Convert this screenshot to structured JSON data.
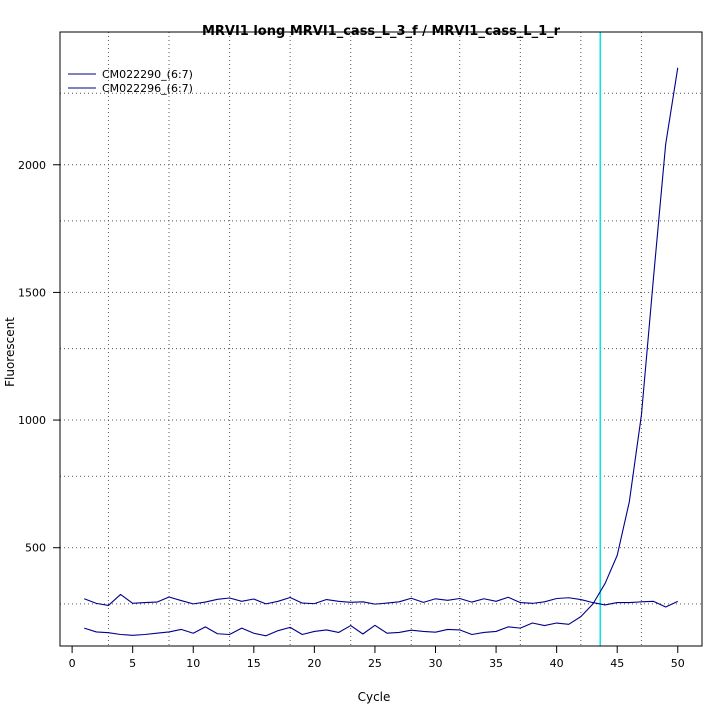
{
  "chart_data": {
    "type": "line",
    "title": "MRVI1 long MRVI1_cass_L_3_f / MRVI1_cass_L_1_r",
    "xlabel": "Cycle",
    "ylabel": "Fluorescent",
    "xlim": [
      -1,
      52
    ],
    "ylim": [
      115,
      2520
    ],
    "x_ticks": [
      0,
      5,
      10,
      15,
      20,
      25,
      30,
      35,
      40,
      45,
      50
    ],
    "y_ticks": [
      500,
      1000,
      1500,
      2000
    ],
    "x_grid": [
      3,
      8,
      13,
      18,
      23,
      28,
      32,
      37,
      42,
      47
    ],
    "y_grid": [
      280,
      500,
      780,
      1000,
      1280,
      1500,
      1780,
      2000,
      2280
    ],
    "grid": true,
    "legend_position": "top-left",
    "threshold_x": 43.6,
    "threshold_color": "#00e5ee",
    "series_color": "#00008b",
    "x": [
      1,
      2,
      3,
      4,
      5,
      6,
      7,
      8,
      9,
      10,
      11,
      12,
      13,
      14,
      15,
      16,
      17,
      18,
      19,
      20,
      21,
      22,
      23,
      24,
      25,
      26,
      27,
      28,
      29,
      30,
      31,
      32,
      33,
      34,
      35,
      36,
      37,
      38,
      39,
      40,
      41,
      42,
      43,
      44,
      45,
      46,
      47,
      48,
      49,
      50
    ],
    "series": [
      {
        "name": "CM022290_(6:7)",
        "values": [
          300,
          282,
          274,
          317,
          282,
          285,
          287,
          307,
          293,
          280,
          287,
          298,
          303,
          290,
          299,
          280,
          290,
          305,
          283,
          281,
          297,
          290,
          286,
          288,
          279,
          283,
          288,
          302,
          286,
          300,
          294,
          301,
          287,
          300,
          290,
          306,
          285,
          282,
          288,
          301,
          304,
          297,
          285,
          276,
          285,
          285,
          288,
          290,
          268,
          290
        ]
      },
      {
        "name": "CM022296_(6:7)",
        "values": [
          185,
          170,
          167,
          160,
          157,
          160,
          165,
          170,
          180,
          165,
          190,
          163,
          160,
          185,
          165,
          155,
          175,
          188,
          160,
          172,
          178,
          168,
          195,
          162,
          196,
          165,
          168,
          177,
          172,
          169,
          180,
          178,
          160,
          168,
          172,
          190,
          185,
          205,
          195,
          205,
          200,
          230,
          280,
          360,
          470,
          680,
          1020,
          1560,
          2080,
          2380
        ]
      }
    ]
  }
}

--

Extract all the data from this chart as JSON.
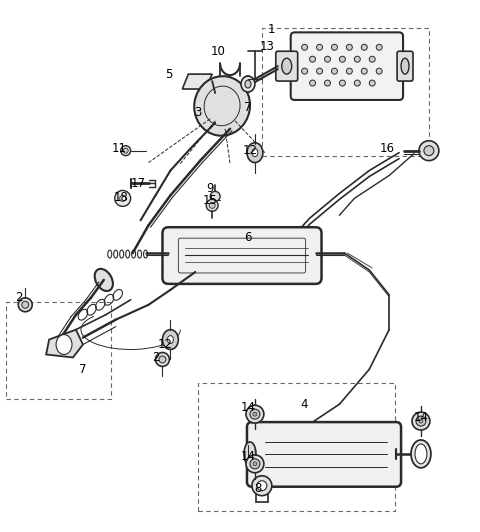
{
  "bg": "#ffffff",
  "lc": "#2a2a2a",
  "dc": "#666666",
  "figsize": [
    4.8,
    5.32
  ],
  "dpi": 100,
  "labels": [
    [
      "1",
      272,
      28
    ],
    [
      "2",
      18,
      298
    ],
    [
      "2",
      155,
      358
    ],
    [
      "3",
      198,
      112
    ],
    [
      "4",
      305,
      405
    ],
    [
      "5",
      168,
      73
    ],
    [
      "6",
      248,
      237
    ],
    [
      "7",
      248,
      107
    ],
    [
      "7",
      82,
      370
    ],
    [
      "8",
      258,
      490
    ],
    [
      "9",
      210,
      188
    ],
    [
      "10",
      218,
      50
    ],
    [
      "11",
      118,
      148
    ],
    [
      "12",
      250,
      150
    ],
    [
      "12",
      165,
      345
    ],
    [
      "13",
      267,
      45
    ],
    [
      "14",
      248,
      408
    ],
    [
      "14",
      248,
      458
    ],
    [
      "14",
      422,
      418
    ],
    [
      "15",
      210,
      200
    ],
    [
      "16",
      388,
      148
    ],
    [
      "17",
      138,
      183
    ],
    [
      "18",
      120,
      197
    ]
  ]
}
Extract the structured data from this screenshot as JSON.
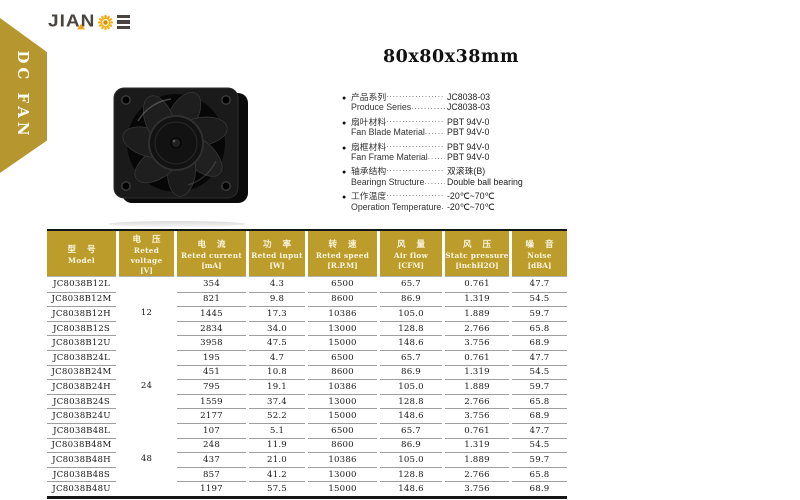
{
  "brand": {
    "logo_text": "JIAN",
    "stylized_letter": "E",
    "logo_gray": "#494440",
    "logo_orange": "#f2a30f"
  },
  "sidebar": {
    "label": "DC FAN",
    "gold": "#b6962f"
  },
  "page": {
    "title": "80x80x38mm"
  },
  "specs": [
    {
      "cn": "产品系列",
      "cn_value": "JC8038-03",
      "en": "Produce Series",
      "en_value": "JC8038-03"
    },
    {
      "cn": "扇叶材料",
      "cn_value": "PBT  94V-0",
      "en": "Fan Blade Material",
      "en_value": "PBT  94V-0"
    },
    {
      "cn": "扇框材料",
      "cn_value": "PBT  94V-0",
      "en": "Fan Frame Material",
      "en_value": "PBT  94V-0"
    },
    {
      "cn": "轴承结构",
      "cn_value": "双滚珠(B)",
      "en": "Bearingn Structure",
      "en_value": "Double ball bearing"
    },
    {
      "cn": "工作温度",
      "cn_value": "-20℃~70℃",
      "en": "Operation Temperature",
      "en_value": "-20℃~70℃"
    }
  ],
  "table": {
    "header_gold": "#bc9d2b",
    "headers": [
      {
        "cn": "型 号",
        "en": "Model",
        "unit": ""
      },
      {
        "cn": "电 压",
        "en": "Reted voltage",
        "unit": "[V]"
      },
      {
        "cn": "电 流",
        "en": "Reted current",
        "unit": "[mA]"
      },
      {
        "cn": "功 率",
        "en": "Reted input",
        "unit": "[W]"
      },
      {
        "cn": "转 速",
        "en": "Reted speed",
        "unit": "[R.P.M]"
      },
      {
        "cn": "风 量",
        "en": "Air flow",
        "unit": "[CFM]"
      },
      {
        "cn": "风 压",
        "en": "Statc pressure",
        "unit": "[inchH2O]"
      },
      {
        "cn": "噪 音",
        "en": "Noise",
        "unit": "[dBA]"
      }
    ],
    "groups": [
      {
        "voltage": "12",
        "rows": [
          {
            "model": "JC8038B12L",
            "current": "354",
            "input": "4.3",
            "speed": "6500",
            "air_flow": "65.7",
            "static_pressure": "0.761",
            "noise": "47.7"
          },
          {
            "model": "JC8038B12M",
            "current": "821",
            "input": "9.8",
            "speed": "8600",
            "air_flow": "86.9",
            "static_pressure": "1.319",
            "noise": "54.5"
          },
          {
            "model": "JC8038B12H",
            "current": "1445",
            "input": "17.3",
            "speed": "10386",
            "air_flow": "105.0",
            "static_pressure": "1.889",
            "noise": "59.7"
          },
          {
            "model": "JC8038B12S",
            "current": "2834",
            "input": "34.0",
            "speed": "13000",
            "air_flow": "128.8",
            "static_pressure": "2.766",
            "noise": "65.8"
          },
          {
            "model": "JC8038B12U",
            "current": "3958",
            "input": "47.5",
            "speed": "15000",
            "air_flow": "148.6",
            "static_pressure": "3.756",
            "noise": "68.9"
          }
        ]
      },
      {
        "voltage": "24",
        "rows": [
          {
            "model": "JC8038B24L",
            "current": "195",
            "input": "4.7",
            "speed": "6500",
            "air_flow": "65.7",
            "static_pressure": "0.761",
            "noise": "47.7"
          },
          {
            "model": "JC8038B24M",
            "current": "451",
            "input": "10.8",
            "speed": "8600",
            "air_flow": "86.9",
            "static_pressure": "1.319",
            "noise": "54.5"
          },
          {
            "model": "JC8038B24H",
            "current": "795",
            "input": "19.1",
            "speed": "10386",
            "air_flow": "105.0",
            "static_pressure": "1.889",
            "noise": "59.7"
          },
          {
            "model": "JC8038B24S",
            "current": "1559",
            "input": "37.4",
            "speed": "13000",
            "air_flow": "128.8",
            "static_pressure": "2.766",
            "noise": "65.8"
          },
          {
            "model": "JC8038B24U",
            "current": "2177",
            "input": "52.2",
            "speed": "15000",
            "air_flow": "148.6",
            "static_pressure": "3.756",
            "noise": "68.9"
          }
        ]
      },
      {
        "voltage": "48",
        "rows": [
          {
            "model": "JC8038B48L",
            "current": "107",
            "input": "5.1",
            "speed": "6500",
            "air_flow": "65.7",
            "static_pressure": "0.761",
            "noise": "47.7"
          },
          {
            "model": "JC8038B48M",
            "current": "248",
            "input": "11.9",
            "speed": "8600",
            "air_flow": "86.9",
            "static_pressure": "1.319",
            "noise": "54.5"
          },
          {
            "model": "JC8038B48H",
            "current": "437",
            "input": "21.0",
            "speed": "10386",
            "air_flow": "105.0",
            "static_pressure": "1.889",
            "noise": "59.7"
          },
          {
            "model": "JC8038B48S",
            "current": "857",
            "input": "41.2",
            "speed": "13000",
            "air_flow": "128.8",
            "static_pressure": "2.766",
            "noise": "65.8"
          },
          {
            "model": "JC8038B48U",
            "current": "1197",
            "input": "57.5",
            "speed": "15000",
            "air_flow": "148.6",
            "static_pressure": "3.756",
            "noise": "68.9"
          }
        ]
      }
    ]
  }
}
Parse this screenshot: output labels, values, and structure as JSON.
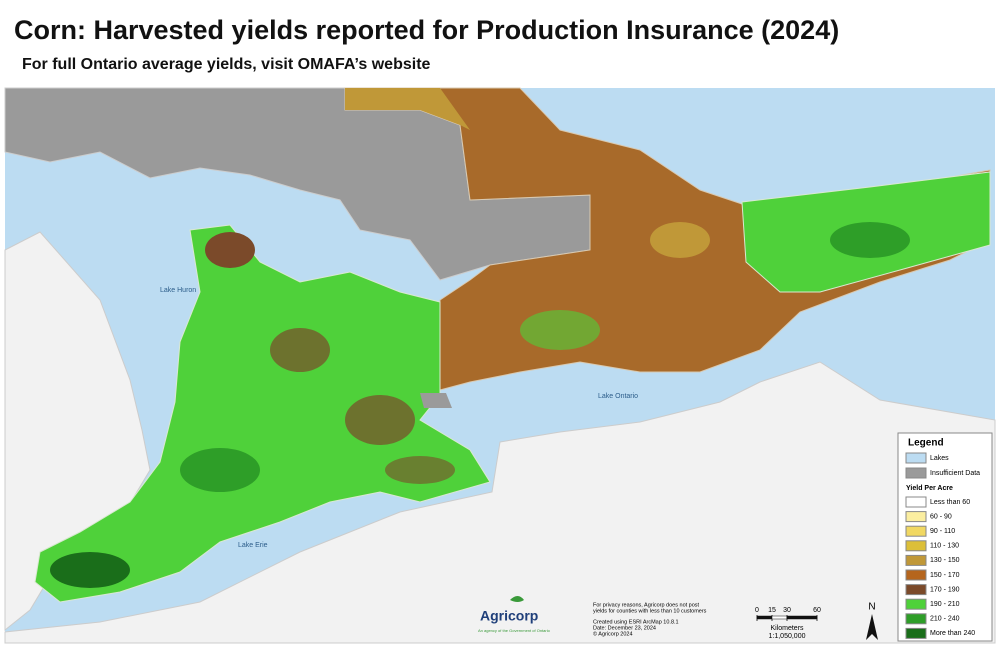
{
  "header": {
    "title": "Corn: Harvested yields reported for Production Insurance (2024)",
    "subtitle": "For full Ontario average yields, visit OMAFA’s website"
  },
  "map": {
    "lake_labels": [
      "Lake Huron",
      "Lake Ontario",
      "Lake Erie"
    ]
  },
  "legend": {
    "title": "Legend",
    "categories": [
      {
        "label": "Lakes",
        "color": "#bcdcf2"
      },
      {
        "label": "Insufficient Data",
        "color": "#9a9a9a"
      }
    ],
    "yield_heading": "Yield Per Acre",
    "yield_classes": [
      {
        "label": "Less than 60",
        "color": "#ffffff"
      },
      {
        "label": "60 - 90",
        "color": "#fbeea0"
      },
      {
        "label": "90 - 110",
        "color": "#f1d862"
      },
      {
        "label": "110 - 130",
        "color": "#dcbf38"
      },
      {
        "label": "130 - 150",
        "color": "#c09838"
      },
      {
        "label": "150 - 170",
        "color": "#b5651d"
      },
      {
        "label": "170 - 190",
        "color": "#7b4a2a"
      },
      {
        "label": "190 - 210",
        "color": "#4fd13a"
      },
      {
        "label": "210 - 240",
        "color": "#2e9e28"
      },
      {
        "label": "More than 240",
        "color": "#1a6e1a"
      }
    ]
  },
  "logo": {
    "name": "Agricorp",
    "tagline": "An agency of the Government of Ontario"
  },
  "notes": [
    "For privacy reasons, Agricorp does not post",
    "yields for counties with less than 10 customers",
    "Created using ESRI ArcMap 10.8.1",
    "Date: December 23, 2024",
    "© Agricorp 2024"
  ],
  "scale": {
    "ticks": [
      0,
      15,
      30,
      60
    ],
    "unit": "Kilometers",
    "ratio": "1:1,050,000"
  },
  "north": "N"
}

--

**Short problem:** Filter out every line that lacks the word "yields", and copy the rest.

**Worked solution:**
    "title": "Corn: Harvested yields reported for Production Insurance (2024)",
    "subtitle": "For full Ontario average yields, visit OMAFA’s website"
    "yields for counties with less than 10 customers",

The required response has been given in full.